** Your objective **
Copy out, from the data, each line containing the string "KPMG".

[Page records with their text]
_ _ _ _
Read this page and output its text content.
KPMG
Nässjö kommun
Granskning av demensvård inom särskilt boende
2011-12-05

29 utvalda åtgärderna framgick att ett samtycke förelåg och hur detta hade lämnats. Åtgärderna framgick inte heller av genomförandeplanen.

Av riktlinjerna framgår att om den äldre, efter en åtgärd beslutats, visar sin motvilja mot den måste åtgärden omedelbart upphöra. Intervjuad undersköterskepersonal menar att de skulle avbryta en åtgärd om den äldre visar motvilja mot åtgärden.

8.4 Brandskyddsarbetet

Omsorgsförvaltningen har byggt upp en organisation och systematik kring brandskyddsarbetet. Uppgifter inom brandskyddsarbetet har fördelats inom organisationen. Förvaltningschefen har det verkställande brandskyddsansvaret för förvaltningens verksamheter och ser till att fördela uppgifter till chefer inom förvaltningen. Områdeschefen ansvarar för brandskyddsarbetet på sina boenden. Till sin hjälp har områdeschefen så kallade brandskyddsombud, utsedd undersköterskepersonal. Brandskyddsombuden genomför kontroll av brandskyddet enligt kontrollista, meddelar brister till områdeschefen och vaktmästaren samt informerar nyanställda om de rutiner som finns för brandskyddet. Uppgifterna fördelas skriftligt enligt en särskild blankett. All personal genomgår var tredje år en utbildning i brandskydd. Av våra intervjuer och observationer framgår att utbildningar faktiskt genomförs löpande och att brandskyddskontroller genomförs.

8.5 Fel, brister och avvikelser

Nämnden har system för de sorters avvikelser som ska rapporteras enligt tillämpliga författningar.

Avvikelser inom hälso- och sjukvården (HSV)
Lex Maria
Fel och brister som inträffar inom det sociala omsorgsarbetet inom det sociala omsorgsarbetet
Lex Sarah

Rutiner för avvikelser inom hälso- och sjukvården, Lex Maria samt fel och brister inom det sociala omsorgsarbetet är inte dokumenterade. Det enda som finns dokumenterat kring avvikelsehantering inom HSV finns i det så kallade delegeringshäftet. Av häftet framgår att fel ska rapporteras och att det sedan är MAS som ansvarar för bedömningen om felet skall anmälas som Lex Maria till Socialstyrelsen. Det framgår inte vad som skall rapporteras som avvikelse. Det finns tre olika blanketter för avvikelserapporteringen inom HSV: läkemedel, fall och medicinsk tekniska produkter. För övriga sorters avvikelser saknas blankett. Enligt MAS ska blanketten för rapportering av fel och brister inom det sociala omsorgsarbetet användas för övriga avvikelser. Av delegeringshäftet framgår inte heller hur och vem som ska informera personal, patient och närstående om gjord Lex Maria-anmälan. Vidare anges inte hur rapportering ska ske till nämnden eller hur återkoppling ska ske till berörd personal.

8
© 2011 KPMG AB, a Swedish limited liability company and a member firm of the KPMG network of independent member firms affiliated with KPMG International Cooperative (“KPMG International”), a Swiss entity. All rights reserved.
_ _ _ _
** Worked solution **
KPMG
© 2011 KPMG AB, a Swedish limited liability company and a member firm of the KPMG network of independent member firms affiliated with KPMG International Cooperative (“KPMG International”), a Swiss entity. All rights reserved.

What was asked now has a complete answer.